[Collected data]
····················

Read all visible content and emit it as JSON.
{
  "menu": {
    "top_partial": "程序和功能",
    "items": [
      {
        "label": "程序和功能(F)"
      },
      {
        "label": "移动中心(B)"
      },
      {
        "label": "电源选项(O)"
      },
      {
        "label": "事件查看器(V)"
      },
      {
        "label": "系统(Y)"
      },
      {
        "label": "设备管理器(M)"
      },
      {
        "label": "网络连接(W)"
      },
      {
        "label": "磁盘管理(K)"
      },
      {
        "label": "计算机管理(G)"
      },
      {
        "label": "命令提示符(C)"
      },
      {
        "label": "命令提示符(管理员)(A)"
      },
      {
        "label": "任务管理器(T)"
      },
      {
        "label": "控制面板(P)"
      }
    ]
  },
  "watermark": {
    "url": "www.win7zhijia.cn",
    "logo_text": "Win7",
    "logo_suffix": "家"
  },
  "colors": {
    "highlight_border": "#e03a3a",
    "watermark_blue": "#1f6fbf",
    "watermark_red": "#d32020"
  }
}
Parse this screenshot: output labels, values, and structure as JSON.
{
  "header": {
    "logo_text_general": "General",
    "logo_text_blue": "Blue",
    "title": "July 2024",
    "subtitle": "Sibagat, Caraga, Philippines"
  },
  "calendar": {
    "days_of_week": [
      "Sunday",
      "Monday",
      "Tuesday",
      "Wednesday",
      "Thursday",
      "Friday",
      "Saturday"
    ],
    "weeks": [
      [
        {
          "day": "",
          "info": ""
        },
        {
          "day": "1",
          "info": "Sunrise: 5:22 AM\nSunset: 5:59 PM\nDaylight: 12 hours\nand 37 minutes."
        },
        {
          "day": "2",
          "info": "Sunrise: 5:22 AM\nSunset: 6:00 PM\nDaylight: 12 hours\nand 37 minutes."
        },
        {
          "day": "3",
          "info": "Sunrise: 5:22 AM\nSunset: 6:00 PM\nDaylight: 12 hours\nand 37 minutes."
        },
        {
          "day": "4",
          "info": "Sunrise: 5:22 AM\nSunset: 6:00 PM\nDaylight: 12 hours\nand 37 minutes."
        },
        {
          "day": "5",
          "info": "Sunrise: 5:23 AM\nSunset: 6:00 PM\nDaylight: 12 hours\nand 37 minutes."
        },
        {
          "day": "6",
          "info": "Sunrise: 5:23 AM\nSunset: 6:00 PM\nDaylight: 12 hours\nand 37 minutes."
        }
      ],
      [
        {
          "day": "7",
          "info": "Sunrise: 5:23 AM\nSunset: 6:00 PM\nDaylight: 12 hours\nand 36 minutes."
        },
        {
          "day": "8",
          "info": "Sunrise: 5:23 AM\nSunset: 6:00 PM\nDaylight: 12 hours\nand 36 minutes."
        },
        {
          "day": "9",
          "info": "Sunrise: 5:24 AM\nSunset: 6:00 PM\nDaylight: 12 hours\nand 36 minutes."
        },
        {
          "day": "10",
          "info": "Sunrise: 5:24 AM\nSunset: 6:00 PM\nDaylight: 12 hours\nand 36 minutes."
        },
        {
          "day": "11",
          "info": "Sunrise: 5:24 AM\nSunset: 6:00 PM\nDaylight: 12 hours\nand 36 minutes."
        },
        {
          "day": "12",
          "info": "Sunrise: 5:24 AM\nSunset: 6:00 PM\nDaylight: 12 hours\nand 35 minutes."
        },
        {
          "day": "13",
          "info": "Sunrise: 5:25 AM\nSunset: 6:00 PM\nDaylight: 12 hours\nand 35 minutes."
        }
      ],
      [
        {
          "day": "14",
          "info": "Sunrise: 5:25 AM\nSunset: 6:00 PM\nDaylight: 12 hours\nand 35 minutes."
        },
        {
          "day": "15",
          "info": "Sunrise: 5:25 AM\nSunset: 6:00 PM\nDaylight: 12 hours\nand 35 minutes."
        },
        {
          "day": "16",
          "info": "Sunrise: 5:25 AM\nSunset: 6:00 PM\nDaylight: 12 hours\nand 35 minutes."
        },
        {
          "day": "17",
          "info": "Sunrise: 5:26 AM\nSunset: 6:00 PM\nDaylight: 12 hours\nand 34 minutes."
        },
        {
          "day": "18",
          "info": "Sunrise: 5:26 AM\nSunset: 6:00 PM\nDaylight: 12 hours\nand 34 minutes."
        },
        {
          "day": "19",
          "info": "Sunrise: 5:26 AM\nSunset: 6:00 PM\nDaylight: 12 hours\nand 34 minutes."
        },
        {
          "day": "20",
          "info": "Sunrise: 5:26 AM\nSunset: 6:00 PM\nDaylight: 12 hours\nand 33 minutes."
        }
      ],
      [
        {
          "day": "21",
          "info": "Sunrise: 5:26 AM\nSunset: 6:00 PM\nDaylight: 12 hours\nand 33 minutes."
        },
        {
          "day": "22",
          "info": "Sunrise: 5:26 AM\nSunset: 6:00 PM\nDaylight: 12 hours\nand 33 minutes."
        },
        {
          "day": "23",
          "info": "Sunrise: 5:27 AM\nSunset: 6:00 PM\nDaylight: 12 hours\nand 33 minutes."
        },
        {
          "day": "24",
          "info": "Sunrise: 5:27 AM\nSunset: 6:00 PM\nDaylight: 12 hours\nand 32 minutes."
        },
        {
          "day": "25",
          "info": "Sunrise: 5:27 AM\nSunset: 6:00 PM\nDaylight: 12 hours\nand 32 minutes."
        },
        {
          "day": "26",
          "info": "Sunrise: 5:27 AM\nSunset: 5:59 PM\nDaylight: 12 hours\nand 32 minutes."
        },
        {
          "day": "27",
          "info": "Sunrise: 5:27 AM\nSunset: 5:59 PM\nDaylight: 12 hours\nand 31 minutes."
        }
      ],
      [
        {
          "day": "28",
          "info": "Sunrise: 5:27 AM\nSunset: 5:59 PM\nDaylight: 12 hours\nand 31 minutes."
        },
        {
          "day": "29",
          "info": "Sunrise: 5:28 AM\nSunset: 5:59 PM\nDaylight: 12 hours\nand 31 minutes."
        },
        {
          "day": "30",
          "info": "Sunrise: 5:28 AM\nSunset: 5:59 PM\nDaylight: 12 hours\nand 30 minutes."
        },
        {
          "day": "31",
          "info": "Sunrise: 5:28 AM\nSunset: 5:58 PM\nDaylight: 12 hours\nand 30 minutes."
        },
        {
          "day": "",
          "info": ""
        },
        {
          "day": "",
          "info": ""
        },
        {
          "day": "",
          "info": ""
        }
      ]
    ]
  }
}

····················

WRITTEN TASK.
From the listing, copy every line where the string "JSON" appears.

SOLUTION.
Read all visible content and emit it as JSON.
Parse this screenshot: output labels, values, and structure as JSON.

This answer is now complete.